── Information shown

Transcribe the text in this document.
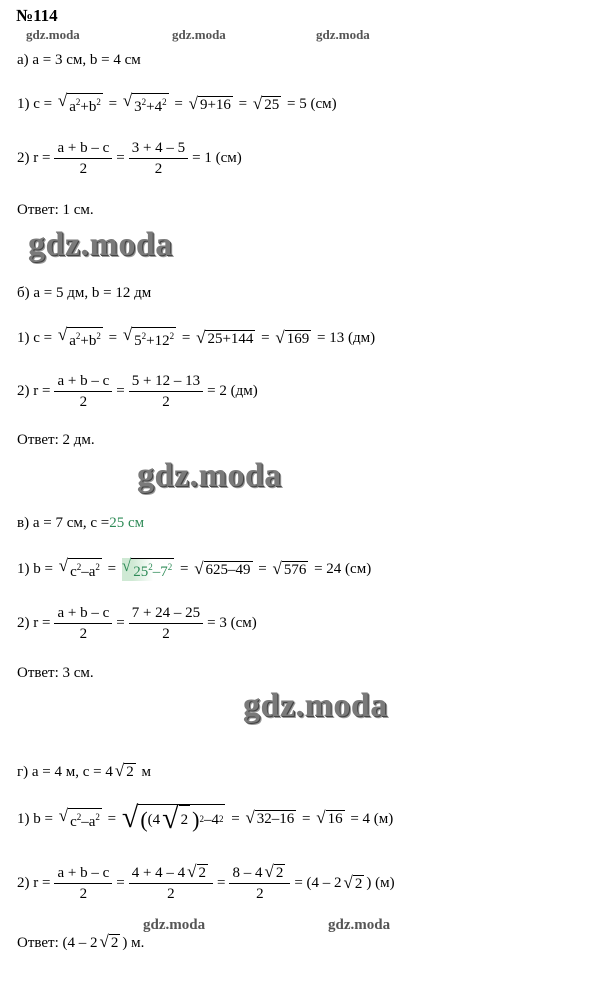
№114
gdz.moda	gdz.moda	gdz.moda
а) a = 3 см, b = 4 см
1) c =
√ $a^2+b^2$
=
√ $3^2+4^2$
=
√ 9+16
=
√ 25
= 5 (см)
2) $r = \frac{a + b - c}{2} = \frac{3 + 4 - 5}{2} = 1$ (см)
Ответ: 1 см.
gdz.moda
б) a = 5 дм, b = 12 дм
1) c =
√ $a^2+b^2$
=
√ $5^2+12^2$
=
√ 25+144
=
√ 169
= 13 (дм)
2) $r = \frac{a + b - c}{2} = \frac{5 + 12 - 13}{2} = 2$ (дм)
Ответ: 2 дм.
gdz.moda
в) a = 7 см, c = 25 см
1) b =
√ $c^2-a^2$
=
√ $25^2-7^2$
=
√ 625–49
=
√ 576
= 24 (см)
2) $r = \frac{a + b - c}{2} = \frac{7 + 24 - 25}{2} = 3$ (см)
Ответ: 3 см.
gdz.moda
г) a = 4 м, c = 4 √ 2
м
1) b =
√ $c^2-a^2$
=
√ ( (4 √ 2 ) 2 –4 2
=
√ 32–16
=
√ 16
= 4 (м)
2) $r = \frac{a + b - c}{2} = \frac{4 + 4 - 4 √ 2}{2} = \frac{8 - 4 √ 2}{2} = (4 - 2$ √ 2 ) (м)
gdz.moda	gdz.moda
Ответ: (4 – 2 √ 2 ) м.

────

### [What the task requires]
Print the complete listing exactly as it stands, without its pictures.

### [Response for this exercise]
Transcribe the text in this document.
№114
gdz.moda	gdz.moda	gdz.moda
а) a = 3 см, b = 4 см
1) c =
√ $a^2+b^2$
=
√ $3^2+4^2$
=
√ 9+16
=
√ 25
= 5 (см)
2) $r = \frac{a + b - c}{2} = \frac{3 + 4 - 5}{2} = 1$ (см)
Ответ: 1 см.
gdz.moda
б) a = 5 дм, b = 12 дм
1) c =
√ $a^2+b^2$
=
√ $5^2+12^2$
=
√ 25+144
=
√ 169
= 13 (дм)
2) $r = \frac{a + b - c}{2} = \frac{5 + 12 - 13}{2} = 2$ (дм)
Ответ: 2 дм.
gdz.moda
в) a = 7 см, c = 25 см
1) b =
√ $c^2-a^2$
=
√ $25^2-7^2$
=
√ 625–49
=
√ 576
= 24 (см)
2) $r = \frac{a + b - c}{2} = \frac{7 + 24 - 25}{2} = 3$ (см)
Ответ: 3 см.
gdz.moda
г) a = 4 м, c = 4 √ 2
м
1) b =
√ $c^2-a^2$
=
√ ( (4 √ 2 ) 2 –4 2
=
√ 32–16
=
√ 16
= 4 (м)
2) $r = \frac{a + b - c}{2} = \frac{4 + 4 - 4 √ 2}{2} = \frac{8 - 4 √ 2}{2} = (4 - 2$ √ 2 ) (м)
gdz.moda	gdz.moda
Ответ: (4 – 2 √ 2 ) м.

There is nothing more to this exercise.